REQUEST » Scan the lines below; pull out those with "инвестиционного".

== RECORDED INFORMATION

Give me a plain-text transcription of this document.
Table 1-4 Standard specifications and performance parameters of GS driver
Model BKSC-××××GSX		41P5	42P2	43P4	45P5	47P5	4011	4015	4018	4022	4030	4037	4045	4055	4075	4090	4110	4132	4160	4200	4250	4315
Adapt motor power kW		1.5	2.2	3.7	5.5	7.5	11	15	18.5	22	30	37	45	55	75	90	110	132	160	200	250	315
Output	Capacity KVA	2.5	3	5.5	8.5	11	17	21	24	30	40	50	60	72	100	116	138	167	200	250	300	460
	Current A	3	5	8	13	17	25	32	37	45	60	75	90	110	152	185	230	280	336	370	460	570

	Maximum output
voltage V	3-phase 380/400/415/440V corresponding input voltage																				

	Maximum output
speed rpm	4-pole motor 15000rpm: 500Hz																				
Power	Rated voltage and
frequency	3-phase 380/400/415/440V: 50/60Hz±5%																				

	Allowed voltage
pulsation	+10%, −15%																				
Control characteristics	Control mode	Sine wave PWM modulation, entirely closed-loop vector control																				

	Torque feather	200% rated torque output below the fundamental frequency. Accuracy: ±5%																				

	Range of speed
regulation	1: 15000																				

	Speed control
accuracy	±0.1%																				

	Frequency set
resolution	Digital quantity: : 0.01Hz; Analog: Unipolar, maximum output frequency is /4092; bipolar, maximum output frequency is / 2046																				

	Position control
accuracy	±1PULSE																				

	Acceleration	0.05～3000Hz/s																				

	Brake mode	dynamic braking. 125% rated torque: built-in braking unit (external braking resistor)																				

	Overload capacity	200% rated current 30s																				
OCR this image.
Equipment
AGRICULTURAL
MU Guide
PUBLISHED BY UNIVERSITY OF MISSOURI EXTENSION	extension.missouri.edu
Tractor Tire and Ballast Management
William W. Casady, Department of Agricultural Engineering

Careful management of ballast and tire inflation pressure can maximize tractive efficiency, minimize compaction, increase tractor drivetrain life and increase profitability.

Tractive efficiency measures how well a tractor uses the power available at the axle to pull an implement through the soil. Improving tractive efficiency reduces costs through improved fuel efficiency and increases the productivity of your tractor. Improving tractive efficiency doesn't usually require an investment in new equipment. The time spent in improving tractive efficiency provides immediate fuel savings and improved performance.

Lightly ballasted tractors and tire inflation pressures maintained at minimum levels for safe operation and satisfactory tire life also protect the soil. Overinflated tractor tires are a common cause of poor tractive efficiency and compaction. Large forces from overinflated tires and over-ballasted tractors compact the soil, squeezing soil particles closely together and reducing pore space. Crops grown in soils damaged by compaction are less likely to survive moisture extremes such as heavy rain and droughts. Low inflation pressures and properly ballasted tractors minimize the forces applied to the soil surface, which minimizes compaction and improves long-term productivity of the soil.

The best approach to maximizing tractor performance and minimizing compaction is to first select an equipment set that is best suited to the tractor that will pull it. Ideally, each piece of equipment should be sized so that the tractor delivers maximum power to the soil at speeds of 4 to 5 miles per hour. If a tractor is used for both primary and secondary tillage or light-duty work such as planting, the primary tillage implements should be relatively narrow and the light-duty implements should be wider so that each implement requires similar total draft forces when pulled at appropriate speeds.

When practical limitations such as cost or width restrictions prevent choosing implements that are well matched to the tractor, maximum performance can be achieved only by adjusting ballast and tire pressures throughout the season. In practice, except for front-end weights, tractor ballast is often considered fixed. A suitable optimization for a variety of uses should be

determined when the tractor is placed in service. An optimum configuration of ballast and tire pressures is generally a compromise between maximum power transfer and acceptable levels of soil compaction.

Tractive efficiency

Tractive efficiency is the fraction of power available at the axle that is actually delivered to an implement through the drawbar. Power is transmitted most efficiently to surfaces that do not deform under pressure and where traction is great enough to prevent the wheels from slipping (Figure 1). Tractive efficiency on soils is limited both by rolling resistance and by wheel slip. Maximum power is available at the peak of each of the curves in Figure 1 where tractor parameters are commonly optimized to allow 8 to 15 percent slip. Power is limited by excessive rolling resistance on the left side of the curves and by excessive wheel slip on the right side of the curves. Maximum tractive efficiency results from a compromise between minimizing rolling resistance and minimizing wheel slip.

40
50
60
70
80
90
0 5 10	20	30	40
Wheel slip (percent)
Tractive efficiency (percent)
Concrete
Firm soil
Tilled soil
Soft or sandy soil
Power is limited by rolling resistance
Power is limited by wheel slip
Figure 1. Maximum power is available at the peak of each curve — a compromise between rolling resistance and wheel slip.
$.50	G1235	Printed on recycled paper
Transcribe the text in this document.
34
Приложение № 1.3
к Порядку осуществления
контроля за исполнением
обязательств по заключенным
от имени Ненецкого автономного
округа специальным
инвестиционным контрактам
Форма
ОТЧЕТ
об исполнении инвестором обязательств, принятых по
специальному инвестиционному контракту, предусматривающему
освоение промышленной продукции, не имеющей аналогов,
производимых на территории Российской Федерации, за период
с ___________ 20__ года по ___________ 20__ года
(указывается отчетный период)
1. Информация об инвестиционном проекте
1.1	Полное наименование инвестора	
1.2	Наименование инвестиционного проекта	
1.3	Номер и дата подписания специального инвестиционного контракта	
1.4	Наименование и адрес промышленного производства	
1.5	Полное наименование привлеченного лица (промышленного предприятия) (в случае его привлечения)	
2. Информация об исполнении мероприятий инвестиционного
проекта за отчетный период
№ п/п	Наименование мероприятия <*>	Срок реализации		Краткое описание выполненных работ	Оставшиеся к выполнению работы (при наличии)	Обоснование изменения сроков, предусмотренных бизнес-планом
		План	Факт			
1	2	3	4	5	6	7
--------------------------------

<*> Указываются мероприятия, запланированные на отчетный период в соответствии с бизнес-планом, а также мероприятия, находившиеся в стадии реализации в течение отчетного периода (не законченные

====

SOLUTION FOR THIS TASK »
1.2	Наименование инвестиционного проекта	
1.3	Номер и дата подписания специального инвестиционного контракта	
2. Информация об исполнении мероприятий инвестиционного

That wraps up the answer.